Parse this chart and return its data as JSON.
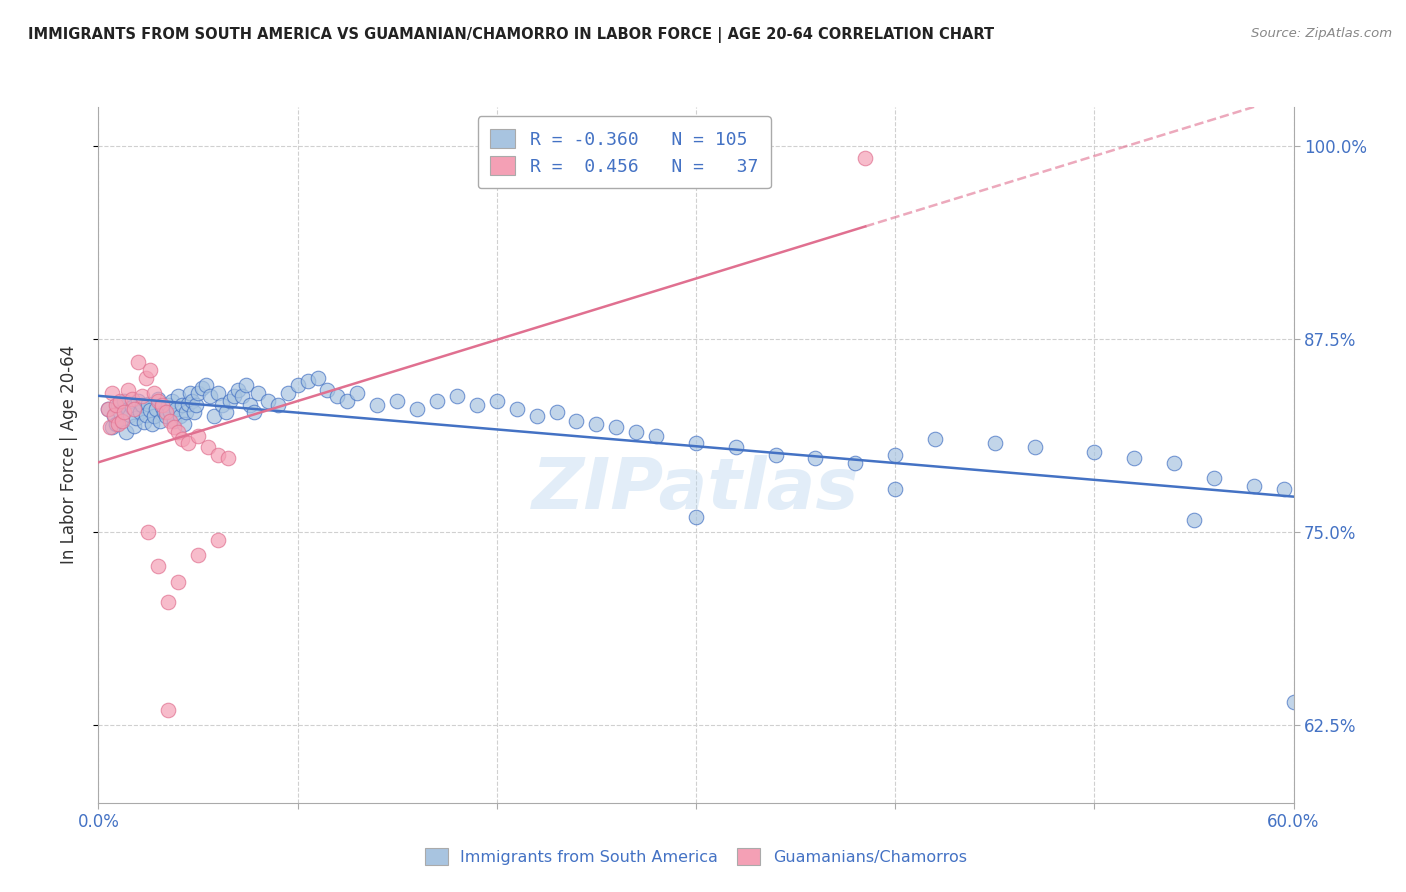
{
  "title": "IMMIGRANTS FROM SOUTH AMERICA VS GUAMANIAN/CHAMORRO IN LABOR FORCE | AGE 20-64 CORRELATION CHART",
  "source": "Source: ZipAtlas.com",
  "ylabel": "In Labor Force | Age 20-64",
  "x_min": 0.0,
  "x_max": 0.6,
  "y_min": 0.575,
  "y_max": 1.025,
  "y_ticks": [
    0.625,
    0.75,
    0.875,
    1.0
  ],
  "y_tick_labels": [
    "62.5%",
    "75.0%",
    "87.5%",
    "100.0%"
  ],
  "x_ticks": [
    0.0,
    0.1,
    0.2,
    0.3,
    0.4,
    0.5,
    0.6
  ],
  "x_tick_labels": [
    "0.0%",
    "",
    "",
    "",
    "",
    "",
    "60.0%"
  ],
  "legend_labels": [
    "Immigrants from South America",
    "Guamanians/Chamorros"
  ],
  "blue_R": -0.36,
  "blue_N": 105,
  "pink_R": 0.456,
  "pink_N": 37,
  "blue_color": "#a8c4e0",
  "pink_color": "#f4a0b5",
  "blue_line_color": "#4472c4",
  "pink_line_color": "#e07090",
  "watermark": "ZIPatlas",
  "blue_scatter_x": [
    0.005,
    0.007,
    0.008,
    0.009,
    0.01,
    0.011,
    0.012,
    0.013,
    0.014,
    0.015,
    0.016,
    0.017,
    0.018,
    0.019,
    0.02,
    0.021,
    0.022,
    0.023,
    0.024,
    0.025,
    0.026,
    0.027,
    0.028,
    0.029,
    0.03,
    0.031,
    0.032,
    0.033,
    0.034,
    0.035,
    0.036,
    0.037,
    0.038,
    0.039,
    0.04,
    0.041,
    0.042,
    0.043,
    0.044,
    0.045,
    0.046,
    0.047,
    0.048,
    0.049,
    0.05,
    0.052,
    0.054,
    0.056,
    0.058,
    0.06,
    0.062,
    0.064,
    0.066,
    0.068,
    0.07,
    0.072,
    0.074,
    0.076,
    0.078,
    0.08,
    0.085,
    0.09,
    0.095,
    0.1,
    0.105,
    0.11,
    0.115,
    0.12,
    0.125,
    0.13,
    0.14,
    0.15,
    0.16,
    0.17,
    0.18,
    0.19,
    0.2,
    0.21,
    0.22,
    0.23,
    0.24,
    0.25,
    0.26,
    0.27,
    0.28,
    0.3,
    0.32,
    0.34,
    0.36,
    0.38,
    0.4,
    0.42,
    0.45,
    0.47,
    0.5,
    0.52,
    0.54,
    0.56,
    0.58,
    0.595,
    0.6,
    0.3,
    0.4,
    0.55
  ],
  "blue_scatter_y": [
    0.83,
    0.818,
    0.825,
    0.82,
    0.832,
    0.828,
    0.822,
    0.835,
    0.815,
    0.83,
    0.826,
    0.831,
    0.819,
    0.824,
    0.835,
    0.828,
    0.832,
    0.821,
    0.826,
    0.833,
    0.829,
    0.82,
    0.825,
    0.83,
    0.836,
    0.822,
    0.831,
    0.828,
    0.825,
    0.832,
    0.828,
    0.835,
    0.822,
    0.83,
    0.838,
    0.825,
    0.832,
    0.82,
    0.828,
    0.833,
    0.84,
    0.835,
    0.828,
    0.832,
    0.84,
    0.843,
    0.845,
    0.838,
    0.825,
    0.84,
    0.832,
    0.828,
    0.835,
    0.838,
    0.842,
    0.838,
    0.845,
    0.832,
    0.828,
    0.84,
    0.835,
    0.832,
    0.84,
    0.845,
    0.848,
    0.85,
    0.842,
    0.838,
    0.835,
    0.84,
    0.832,
    0.835,
    0.83,
    0.835,
    0.838,
    0.832,
    0.835,
    0.83,
    0.825,
    0.828,
    0.822,
    0.82,
    0.818,
    0.815,
    0.812,
    0.808,
    0.805,
    0.8,
    0.798,
    0.795,
    0.8,
    0.81,
    0.808,
    0.805,
    0.802,
    0.798,
    0.795,
    0.785,
    0.78,
    0.778,
    0.64,
    0.76,
    0.778,
    0.758
  ],
  "pink_scatter_x": [
    0.005,
    0.006,
    0.007,
    0.008,
    0.009,
    0.01,
    0.011,
    0.012,
    0.013,
    0.015,
    0.017,
    0.018,
    0.02,
    0.022,
    0.024,
    0.026,
    0.028,
    0.03,
    0.032,
    0.034,
    0.036,
    0.038,
    0.04,
    0.042,
    0.045,
    0.05,
    0.055,
    0.06,
    0.065,
    0.025,
    0.03,
    0.035,
    0.04,
    0.05,
    0.06,
    0.385,
    0.035
  ],
  "pink_scatter_y": [
    0.83,
    0.818,
    0.84,
    0.826,
    0.832,
    0.82,
    0.835,
    0.822,
    0.828,
    0.842,
    0.836,
    0.83,
    0.86,
    0.838,
    0.85,
    0.855,
    0.84,
    0.835,
    0.832,
    0.828,
    0.822,
    0.818,
    0.815,
    0.81,
    0.808,
    0.812,
    0.805,
    0.8,
    0.798,
    0.75,
    0.728,
    0.705,
    0.718,
    0.735,
    0.745,
    0.992,
    0.635
  ],
  "pink_line_extent": [
    0.0,
    0.385
  ],
  "pink_line_dashed_extent": [
    0.385,
    0.6
  ]
}
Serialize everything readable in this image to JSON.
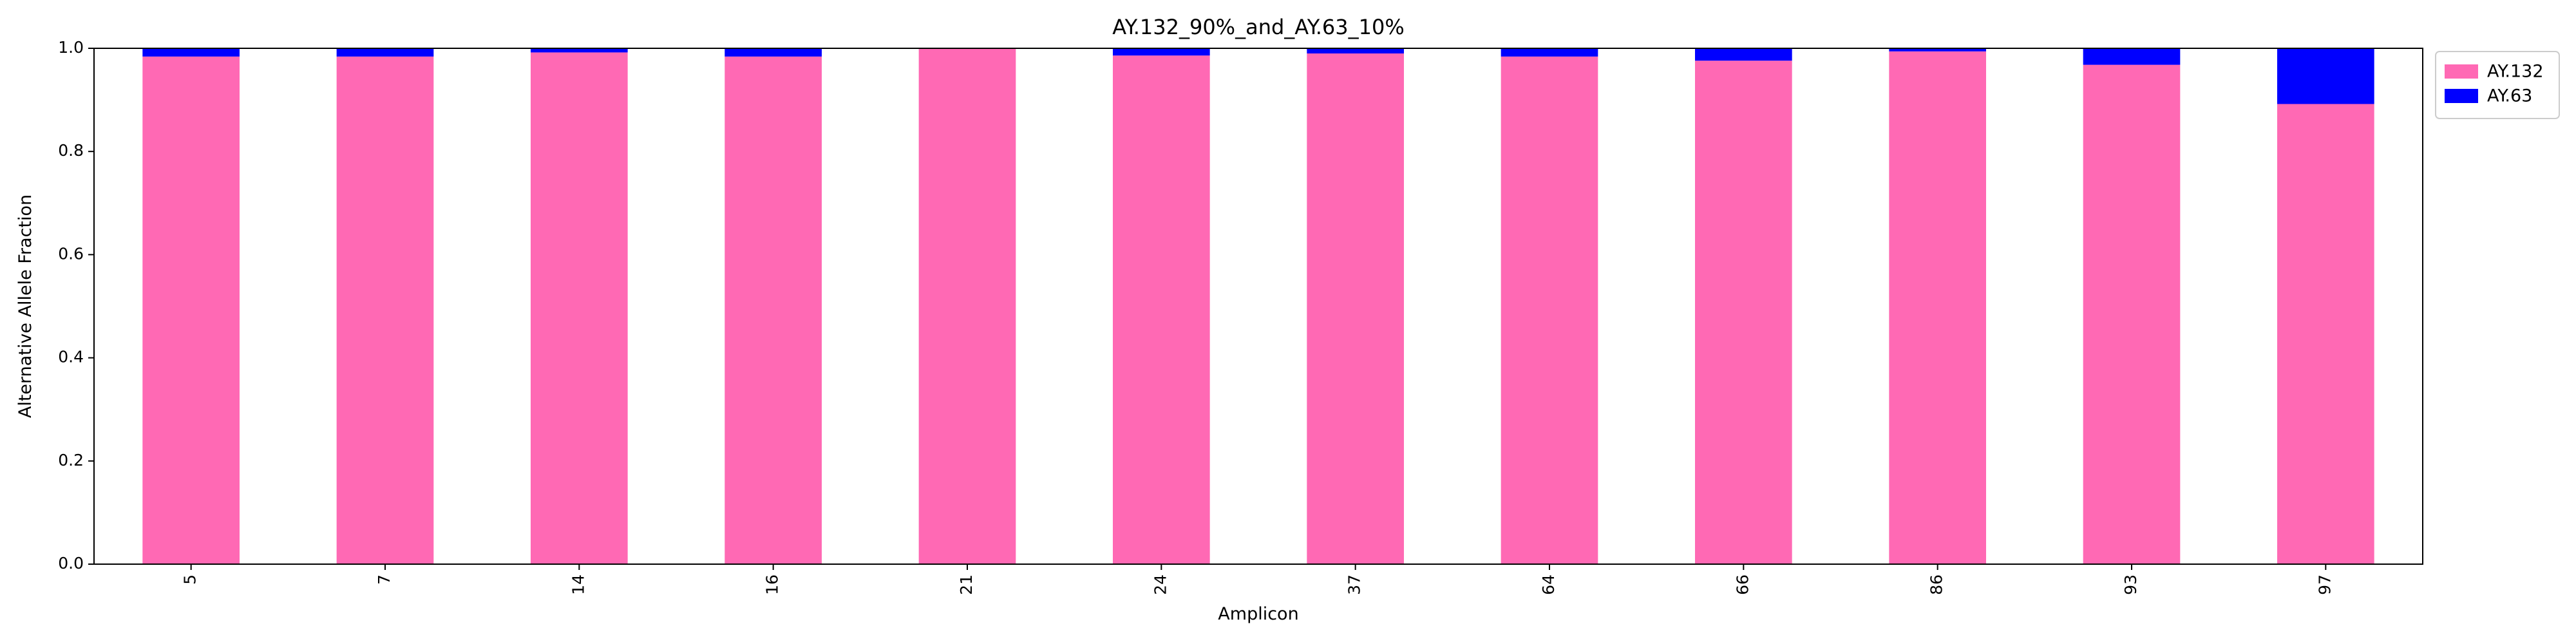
{
  "chart_data": {
    "type": "bar",
    "stacked": true,
    "title": "AY.132_90%_and_AY.63_10%",
    "xlabel": "Amplicon",
    "ylabel": "Alternative Allele Fraction",
    "ylim": [
      0,
      1
    ],
    "yticks": [
      "0.0",
      "0.2",
      "0.4",
      "0.6",
      "0.8",
      "1.0"
    ],
    "categories": [
      "5",
      "7",
      "14",
      "16",
      "21",
      "24",
      "37",
      "64",
      "66",
      "86",
      "93",
      "97"
    ],
    "series": [
      {
        "name": "AY.132",
        "color": "#ff69b4",
        "values": [
          0.984,
          0.984,
          0.992,
          0.984,
          1.0,
          0.986,
          0.99,
          0.984,
          0.976,
          0.994,
          0.968,
          0.892
        ]
      },
      {
        "name": "AY.63",
        "color": "#0000ff",
        "values": [
          0.016,
          0.016,
          0.008,
          0.016,
          0.0,
          0.014,
          0.01,
          0.016,
          0.024,
          0.006,
          0.032,
          0.108
        ]
      }
    ],
    "legend": {
      "position": "outside-top-right"
    },
    "grid": false
  }
}
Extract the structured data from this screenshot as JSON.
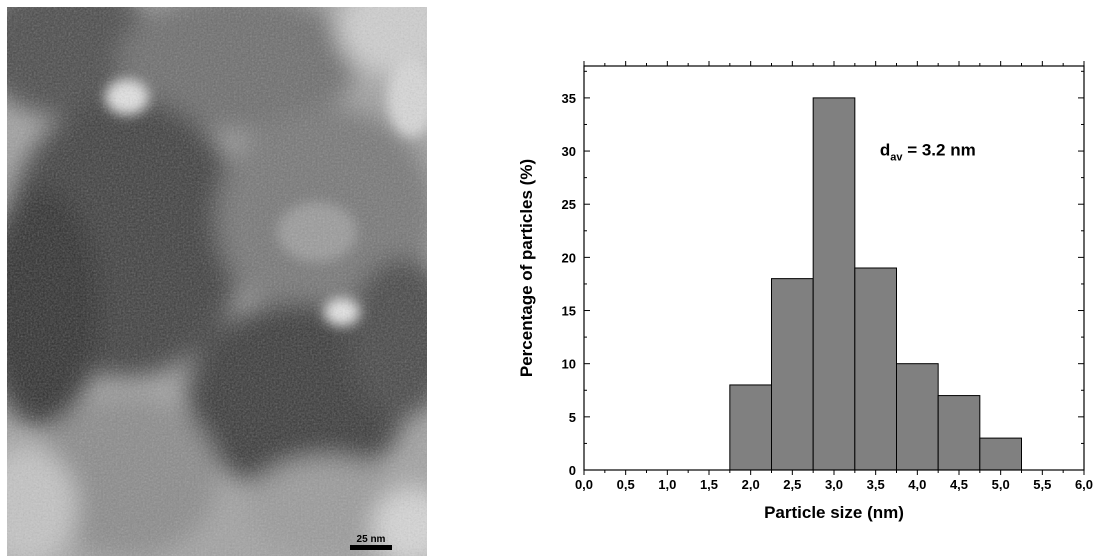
{
  "micrograph": {
    "scale_bar_label": "25 nm"
  },
  "chart_data": {
    "type": "bar",
    "x": [
      2.0,
      2.5,
      3.0,
      3.5,
      4.0,
      4.5,
      5.0
    ],
    "values": [
      8,
      18,
      35,
      19,
      10,
      7,
      3
    ],
    "bin_width": 0.5,
    "xlabel": "Particle size (nm)",
    "ylabel": "Percentage of particles (%)",
    "xlim": [
      0.0,
      6.0
    ],
    "ylim": [
      0,
      38
    ],
    "x_ticks": [
      0.0,
      0.5,
      1.0,
      1.5,
      2.0,
      2.5,
      3.0,
      3.5,
      4.0,
      4.5,
      5.0,
      5.5,
      6.0
    ],
    "x_tick_labels": [
      "0,0",
      "0,5",
      "1,0",
      "1,5",
      "2,0",
      "2,5",
      "3,0",
      "3,5",
      "4,0",
      "4,5",
      "5,0",
      "5,5",
      "6,0"
    ],
    "y_ticks": [
      0,
      5,
      10,
      15,
      20,
      25,
      30,
      35
    ],
    "y_tick_labels": [
      "0",
      "5",
      "10",
      "15",
      "20",
      "25",
      "30",
      "35"
    ],
    "annotation": {
      "main": "d",
      "sub": "av",
      "rest": " = 3.2 nm"
    },
    "bar_color": "#808080",
    "grid": false,
    "legend": "none"
  }
}
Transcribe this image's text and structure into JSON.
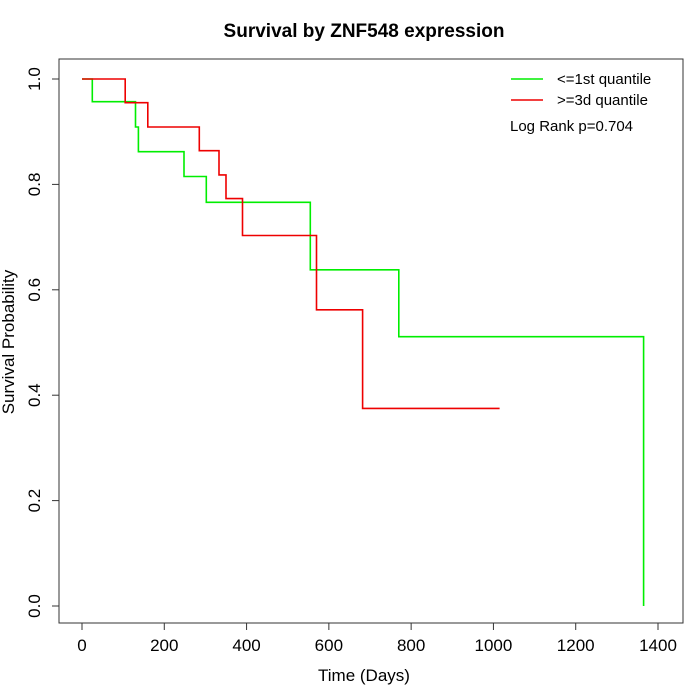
{
  "chart_data": {
    "type": "line",
    "title": "Survival by ZNF548 expression",
    "xlabel": "Time (Days)",
    "ylabel": "Survival Probability",
    "xlim": [
      0,
      1400
    ],
    "ylim": [
      0,
      1
    ],
    "x_ticks": [
      "0",
      "200",
      "400",
      "600",
      "800",
      "1000",
      "1200",
      "1400"
    ],
    "y_ticks": [
      "0.0",
      "0.2",
      "0.4",
      "0.6",
      "0.8",
      "1.0"
    ],
    "legend_position": "top-right",
    "annotation": "Log Rank p=0.704",
    "grid": false,
    "step": true,
    "series": [
      {
        "name": "<=1st quantile",
        "color": "#00ee00",
        "x": [
          0,
          25,
          130,
          137,
          248,
          302,
          555,
          770,
          1365,
          1365
        ],
        "y": [
          1.0,
          0.957,
          0.909,
          0.862,
          0.815,
          0.766,
          0.638,
          0.511,
          0.511,
          0.0
        ]
      },
      {
        "name": ">=3d quantile",
        "color": "#ee0000",
        "x": [
          0,
          105,
          160,
          285,
          333,
          350,
          390,
          570,
          682,
          1015
        ],
        "y": [
          1.0,
          0.955,
          0.909,
          0.864,
          0.818,
          0.773,
          0.703,
          0.562,
          0.375,
          0.375
        ]
      }
    ]
  }
}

========

Identify the lines of the data that contain the word "right". Copy each of them.

      "position": "outside-top-right"
    "legend_position": "top-right",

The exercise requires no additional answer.